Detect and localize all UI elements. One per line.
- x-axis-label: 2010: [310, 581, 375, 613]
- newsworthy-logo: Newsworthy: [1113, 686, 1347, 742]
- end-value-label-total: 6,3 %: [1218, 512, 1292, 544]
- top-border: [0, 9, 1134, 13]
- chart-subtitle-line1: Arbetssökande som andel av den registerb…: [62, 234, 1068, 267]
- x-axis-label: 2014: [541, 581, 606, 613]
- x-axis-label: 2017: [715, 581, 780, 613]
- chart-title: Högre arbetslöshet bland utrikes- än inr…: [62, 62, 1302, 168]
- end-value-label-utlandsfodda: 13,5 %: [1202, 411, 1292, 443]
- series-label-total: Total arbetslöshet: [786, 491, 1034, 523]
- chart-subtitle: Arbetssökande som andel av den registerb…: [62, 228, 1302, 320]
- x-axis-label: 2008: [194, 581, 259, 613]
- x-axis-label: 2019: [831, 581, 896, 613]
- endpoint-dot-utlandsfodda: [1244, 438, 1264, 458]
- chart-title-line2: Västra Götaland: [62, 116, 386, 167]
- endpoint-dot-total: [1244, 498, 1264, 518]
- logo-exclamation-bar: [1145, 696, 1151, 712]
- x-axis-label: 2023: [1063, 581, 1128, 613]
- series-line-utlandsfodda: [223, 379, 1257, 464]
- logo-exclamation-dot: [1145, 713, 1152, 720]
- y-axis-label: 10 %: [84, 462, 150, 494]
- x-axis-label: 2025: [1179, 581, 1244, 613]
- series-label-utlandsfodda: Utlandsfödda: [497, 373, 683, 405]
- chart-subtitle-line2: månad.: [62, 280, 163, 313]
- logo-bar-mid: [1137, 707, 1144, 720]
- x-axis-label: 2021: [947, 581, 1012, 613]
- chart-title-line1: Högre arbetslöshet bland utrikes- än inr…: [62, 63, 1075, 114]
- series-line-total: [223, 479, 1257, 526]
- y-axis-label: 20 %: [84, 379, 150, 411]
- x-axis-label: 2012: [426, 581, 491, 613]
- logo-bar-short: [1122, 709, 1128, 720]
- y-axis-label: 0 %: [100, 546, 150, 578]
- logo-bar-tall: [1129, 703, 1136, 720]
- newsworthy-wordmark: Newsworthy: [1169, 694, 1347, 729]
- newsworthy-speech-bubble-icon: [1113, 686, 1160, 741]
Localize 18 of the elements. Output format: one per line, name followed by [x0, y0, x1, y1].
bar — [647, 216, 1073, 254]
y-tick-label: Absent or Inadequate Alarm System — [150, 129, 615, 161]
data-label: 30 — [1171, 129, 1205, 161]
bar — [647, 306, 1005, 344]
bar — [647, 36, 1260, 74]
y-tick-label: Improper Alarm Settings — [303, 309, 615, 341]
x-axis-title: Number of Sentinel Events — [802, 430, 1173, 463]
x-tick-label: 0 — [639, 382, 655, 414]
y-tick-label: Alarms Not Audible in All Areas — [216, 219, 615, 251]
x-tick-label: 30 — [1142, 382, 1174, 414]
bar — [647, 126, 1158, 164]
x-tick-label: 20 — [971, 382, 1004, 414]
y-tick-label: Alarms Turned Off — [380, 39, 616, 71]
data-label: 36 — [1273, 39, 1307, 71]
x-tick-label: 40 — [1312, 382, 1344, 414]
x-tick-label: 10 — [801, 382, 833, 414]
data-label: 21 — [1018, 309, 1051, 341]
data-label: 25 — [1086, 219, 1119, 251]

» **Work to be completed**: Show each line of the items above that contains the string "endpoint", copying every such line in full.

» **Answer to the exercise**:
- endpoint-dot-utlandsfodda: [1244, 438, 1264, 458]
- endpoint-dot-total: [1244, 498, 1264, 518]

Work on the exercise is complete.